━━━ Given information ━━━

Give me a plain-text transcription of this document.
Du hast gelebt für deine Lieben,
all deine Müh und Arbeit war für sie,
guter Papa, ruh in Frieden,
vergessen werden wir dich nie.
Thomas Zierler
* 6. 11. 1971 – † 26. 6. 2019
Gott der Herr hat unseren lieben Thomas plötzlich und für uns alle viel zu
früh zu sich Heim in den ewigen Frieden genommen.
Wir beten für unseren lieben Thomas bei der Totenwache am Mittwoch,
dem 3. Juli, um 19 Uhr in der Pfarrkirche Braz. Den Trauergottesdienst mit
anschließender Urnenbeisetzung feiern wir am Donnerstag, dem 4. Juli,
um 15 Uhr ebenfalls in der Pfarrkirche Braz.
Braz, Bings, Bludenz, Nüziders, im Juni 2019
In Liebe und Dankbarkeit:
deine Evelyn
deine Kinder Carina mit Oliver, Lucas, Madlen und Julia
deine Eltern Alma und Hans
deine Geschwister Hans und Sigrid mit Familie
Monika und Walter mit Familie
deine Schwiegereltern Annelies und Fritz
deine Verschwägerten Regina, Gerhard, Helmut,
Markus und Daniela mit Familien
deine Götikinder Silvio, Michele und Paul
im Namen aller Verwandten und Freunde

━━━

**What to do:** Transcribe the lines above precisely, keeping each one unchanged.

**Result of the task:**
Give me a plain-text transcription of this document.
Du hast gelebt für deine Lieben,
all deine Müh und Arbeit war für sie,
guter Papa, ruh in Frieden,
vergessen werden wir dich nie.
Thomas Zierler
* 6. 11. 1971 – † 26. 6. 2019
Gott der Herr hat unseren lieben Thomas plötzlich und für uns alle viel zu
früh zu sich Heim in den ewigen Frieden genommen.
Wir beten für unseren lieben Thomas bei der Totenwache am Mittwoch,
dem 3. Juli, um 19 Uhr in der Pfarrkirche Braz. Den Trauergottesdienst mit
anschließender Urnenbeisetzung feiern wir am Donnerstag, dem 4. Juli,
um 15 Uhr ebenfalls in der Pfarrkirche Braz.
Braz, Bings, Bludenz, Nüziders, im Juni 2019
In Liebe und Dankbarkeit:
deine Evelyn
deine Kinder Carina mit Oliver, Lucas, Madlen und Julia
deine Eltern Alma und Hans
deine Geschwister Hans und Sigrid mit Familie
Monika und Walter mit Familie
deine Schwiegereltern Annelies und Fritz
deine Verschwägerten Regina, Gerhard, Helmut,
Markus und Daniela mit Familien
deine Götikinder Silvio, Michele und Paul
im Namen aller Verwandten und Freunde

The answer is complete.